══ Information shown
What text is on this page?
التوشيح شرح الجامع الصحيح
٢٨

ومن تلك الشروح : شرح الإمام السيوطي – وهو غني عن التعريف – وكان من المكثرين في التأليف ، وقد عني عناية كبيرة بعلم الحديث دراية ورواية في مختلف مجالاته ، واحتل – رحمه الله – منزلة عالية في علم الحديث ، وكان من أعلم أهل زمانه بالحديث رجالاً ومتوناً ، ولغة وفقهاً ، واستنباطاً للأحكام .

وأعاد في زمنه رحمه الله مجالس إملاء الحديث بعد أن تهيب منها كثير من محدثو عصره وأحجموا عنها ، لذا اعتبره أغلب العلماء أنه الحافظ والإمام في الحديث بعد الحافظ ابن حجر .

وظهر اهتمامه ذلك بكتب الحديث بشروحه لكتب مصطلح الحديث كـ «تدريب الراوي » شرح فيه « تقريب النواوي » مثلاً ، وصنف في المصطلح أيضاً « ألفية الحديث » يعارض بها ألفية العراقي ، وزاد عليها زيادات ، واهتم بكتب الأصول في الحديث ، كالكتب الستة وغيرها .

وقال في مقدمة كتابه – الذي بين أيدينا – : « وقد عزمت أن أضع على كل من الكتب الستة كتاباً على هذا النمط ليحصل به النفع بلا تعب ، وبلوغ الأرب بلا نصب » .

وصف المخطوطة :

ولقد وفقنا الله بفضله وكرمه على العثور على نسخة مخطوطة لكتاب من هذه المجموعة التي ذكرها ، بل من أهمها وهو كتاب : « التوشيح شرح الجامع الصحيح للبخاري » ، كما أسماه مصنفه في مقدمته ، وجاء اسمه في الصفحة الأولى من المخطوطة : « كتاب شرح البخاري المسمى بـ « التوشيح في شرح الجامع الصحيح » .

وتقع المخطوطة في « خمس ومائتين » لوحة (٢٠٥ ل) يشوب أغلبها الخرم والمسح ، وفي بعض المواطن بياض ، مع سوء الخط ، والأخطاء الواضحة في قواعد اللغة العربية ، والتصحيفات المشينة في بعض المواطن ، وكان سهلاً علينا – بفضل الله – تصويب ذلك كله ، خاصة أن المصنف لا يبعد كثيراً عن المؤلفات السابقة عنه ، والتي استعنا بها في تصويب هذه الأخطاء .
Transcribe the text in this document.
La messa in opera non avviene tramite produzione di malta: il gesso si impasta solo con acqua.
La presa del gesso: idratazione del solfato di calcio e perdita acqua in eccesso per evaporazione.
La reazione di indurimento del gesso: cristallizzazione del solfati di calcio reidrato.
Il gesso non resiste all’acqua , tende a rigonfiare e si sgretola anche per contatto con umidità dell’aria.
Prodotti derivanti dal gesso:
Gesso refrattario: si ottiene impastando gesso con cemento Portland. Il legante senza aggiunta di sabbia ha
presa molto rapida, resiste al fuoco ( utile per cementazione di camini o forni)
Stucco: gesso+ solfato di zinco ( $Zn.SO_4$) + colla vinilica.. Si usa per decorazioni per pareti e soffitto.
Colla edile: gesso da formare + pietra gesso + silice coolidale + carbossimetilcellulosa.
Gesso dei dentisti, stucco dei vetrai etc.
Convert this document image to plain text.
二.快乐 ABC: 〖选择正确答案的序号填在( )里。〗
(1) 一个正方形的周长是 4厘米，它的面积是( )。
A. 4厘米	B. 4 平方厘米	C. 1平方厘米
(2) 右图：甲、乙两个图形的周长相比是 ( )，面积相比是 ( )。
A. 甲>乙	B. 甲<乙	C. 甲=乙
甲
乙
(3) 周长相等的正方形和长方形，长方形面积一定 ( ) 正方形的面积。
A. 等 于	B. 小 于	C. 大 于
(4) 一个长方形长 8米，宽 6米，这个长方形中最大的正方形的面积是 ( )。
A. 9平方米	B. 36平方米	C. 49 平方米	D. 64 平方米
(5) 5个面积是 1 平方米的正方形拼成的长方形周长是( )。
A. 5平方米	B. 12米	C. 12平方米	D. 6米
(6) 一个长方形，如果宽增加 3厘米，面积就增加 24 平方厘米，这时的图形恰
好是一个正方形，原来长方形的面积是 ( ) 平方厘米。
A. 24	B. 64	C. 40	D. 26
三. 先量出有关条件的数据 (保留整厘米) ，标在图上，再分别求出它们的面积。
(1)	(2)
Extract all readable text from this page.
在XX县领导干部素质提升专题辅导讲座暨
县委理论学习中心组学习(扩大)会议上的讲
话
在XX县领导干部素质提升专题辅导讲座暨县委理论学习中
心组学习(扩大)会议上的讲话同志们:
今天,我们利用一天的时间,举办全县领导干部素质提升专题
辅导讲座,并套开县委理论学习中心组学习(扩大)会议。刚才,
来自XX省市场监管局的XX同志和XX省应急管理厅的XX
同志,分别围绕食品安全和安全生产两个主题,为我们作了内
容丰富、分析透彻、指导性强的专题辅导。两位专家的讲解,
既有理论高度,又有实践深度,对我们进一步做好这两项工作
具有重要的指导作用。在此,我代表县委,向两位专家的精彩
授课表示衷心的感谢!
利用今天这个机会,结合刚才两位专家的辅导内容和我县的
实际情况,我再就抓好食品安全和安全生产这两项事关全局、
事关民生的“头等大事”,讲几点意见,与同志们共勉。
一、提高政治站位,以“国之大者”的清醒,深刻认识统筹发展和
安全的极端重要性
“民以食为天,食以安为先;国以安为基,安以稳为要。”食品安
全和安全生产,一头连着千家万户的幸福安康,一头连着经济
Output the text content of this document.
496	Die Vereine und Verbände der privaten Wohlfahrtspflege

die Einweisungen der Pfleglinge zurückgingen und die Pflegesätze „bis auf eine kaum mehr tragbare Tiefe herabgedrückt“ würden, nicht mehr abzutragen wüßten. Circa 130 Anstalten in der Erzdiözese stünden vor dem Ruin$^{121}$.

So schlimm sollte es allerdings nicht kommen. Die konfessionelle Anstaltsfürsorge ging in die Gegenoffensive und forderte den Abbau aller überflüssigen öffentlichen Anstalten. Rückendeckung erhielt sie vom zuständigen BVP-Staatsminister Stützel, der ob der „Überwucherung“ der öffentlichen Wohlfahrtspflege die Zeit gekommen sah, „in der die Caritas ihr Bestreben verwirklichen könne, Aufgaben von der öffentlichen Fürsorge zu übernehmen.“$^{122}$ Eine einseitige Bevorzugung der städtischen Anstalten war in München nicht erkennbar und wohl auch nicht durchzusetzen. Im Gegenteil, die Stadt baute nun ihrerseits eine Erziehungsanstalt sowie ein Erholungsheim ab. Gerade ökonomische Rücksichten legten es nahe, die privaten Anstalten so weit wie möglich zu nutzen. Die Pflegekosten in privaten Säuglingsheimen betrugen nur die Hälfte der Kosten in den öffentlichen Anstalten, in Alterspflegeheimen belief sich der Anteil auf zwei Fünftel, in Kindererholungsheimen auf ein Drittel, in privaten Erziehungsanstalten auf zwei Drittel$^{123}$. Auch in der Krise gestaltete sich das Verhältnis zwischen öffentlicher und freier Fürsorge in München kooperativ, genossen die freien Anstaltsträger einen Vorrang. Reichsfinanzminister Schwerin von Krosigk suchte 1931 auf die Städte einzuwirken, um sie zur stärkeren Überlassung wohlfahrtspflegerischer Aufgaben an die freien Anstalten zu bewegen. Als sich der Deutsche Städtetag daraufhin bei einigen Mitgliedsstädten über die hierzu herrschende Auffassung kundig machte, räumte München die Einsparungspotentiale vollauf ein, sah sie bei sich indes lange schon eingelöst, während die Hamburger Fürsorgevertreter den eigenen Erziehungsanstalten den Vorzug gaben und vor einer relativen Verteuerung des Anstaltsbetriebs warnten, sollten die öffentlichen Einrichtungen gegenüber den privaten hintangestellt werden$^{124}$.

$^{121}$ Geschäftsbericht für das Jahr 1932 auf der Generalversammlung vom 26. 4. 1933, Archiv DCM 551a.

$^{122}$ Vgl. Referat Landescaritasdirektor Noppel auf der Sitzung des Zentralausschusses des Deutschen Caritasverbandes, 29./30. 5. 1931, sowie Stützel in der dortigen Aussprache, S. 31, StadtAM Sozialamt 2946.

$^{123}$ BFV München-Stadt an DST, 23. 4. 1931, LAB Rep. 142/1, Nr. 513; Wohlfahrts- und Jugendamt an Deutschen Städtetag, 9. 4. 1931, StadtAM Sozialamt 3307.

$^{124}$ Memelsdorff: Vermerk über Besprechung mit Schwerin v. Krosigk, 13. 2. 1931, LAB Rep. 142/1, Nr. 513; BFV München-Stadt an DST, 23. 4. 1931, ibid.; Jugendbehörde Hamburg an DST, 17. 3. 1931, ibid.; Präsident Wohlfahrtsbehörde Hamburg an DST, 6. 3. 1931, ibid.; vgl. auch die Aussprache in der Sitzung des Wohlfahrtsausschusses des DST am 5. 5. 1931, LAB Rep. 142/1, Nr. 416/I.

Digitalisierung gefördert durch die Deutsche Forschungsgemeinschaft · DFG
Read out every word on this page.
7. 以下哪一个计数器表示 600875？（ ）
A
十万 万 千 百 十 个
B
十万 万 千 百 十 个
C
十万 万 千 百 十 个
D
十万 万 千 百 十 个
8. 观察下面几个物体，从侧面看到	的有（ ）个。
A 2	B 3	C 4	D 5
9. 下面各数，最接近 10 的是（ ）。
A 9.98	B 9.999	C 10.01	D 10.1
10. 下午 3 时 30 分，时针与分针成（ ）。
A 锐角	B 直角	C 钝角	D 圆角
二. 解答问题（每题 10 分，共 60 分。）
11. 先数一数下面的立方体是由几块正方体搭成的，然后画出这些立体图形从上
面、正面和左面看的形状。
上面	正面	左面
════
• **Work instructions**
Copy out every line from the data above that has "StadtAM" in it.

• **Expected output**
$^{122}$ Vgl. Referat Landescaritasdirektor Noppel auf der Sitzung des Zentralausschusses des Deutschen Caritasverbandes, 29./30. 5. 1931, sowie Stützel in der dortigen Aussprache, S. 31, StadtAM Sozialamt 2946.
$^{123}$ BFV München-Stadt an DST, 23. 4. 1931, LAB Rep. 142/1, Nr. 513; Wohlfahrts- und Jugendamt an Deutschen Städtetag, 9. 4. 1931, StadtAM Sozialamt 3307.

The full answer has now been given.